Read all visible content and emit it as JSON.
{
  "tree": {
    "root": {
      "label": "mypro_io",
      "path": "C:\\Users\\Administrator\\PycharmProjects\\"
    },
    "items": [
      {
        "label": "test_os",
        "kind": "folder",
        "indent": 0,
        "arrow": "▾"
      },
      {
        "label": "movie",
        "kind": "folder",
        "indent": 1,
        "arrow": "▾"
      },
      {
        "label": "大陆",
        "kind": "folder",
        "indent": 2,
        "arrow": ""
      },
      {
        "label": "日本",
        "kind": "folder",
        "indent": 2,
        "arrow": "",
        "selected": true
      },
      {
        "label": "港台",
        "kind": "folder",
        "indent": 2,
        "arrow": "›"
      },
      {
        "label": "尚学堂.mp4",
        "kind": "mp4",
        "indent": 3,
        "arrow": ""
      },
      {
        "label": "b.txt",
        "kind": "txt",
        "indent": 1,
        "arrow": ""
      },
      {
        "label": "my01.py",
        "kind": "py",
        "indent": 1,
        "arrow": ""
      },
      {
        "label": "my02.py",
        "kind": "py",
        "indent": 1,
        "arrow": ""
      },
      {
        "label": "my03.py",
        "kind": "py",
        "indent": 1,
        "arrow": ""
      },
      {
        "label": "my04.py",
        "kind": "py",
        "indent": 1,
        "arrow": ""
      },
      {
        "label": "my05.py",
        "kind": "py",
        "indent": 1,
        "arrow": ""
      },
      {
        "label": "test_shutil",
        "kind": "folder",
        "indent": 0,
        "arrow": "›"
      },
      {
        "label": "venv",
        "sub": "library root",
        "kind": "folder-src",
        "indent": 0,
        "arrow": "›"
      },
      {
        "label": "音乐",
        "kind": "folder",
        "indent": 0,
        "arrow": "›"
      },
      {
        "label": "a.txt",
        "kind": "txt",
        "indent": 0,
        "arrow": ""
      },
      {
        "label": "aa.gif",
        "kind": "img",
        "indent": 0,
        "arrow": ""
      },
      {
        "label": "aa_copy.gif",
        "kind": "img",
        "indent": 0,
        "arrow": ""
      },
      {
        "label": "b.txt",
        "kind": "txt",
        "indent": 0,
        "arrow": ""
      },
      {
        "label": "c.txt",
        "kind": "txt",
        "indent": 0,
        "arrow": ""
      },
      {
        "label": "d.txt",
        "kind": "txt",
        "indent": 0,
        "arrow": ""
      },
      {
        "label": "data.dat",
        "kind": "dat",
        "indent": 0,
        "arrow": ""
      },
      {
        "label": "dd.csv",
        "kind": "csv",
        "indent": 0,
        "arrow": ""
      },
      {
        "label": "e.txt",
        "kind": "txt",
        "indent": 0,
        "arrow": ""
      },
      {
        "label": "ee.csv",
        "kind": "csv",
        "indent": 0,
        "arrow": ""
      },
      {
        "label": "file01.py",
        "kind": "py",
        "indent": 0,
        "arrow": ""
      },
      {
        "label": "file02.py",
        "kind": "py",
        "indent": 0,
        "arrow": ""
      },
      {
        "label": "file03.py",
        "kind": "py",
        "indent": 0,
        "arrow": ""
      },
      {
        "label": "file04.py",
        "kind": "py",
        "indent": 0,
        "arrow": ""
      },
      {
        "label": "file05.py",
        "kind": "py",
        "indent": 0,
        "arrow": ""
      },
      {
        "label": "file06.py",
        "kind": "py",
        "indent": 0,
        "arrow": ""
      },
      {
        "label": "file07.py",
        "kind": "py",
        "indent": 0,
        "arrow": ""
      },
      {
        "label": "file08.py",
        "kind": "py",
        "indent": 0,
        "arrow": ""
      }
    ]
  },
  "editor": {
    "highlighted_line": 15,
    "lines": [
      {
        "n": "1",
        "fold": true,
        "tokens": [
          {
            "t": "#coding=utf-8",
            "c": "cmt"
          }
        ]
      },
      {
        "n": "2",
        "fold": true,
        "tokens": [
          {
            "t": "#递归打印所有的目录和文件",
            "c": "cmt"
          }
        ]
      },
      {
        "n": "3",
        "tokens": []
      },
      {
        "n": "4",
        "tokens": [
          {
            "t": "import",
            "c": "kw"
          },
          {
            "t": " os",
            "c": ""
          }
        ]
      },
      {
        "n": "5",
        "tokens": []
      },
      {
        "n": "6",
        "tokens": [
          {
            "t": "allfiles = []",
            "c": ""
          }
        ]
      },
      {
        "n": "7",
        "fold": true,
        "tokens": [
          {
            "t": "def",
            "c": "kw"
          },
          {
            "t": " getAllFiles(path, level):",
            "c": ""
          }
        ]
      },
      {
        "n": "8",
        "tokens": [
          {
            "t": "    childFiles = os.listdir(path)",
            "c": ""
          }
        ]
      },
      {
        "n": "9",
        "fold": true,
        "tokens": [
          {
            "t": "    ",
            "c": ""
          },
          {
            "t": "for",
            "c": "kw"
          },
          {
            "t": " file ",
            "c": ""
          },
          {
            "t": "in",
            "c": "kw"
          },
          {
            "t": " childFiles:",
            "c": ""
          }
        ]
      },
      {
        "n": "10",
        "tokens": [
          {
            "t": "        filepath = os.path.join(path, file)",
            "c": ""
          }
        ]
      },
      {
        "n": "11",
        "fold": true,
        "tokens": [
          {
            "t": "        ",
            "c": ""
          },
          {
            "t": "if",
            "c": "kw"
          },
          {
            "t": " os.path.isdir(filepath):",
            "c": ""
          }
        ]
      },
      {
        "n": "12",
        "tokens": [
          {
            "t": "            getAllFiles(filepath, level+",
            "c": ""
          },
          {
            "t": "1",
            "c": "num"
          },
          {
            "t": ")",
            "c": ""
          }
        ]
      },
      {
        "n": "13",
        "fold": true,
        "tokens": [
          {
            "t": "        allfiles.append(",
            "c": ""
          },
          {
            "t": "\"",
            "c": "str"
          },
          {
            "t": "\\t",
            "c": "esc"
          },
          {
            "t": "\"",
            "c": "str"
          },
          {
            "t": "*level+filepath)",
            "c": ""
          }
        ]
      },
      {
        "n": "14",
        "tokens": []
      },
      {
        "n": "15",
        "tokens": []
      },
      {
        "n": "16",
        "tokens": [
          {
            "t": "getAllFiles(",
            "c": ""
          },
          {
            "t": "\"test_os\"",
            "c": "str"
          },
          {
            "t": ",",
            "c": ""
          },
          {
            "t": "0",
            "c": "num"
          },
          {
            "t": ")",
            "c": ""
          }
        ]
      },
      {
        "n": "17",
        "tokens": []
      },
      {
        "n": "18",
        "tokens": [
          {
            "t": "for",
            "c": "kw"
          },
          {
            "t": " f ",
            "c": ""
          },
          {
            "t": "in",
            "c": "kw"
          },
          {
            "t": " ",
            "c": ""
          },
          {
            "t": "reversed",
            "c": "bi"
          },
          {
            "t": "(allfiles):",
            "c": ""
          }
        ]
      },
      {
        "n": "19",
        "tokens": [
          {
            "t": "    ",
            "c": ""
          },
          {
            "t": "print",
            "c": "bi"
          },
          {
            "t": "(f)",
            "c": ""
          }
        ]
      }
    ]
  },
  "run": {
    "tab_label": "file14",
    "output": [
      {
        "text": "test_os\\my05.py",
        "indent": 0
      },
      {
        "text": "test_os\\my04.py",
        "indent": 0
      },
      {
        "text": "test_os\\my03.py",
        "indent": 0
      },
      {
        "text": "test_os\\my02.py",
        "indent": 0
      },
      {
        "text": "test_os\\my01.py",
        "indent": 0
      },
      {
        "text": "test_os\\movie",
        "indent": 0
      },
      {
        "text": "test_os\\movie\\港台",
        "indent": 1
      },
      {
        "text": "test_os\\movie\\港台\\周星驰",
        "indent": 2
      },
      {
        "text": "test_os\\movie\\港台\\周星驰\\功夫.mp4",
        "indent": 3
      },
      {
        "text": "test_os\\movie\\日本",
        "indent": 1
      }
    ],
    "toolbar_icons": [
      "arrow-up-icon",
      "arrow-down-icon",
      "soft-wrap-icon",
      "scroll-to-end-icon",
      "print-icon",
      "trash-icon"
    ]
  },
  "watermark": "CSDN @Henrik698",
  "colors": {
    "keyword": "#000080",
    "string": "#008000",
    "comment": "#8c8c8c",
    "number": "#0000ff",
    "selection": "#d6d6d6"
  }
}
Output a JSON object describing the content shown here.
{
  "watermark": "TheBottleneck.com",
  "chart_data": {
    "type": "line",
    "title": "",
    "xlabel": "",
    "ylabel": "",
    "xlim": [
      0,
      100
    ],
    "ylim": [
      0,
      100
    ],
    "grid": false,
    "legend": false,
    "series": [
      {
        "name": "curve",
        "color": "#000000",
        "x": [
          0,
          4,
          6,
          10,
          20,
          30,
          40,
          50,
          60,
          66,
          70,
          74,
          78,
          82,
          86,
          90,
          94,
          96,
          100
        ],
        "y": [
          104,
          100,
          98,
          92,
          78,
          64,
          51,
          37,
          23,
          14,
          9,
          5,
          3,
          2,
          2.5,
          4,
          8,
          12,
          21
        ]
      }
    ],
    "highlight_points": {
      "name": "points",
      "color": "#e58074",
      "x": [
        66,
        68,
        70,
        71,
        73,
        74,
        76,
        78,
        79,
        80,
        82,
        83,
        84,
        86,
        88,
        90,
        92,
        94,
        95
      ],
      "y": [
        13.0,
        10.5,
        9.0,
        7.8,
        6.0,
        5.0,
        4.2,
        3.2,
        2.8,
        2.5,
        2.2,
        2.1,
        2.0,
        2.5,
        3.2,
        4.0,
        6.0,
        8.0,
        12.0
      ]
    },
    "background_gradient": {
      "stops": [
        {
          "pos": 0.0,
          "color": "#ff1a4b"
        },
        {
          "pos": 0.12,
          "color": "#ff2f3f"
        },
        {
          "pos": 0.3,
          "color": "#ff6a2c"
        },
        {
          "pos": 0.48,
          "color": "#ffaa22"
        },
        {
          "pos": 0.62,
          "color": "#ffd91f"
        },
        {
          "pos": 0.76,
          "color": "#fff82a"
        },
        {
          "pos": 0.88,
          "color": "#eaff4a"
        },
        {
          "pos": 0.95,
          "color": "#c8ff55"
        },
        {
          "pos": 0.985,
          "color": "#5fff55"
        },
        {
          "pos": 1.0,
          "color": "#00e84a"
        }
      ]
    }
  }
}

════════════════

:: What to produce ::
Which lines hold the word "movie"? Copy all of them.

:: Reply ::
        "label": "movie",
        "text": "test_os\\movie",
        "text": "test_os\\movie\\港台",
        "text": "test_os\\movie\\港台\\周星驰",
        "text": "test_os\\movie\\港台\\周星驰\\功夫.mp4",
        "text": "test_os\\movie\\日本",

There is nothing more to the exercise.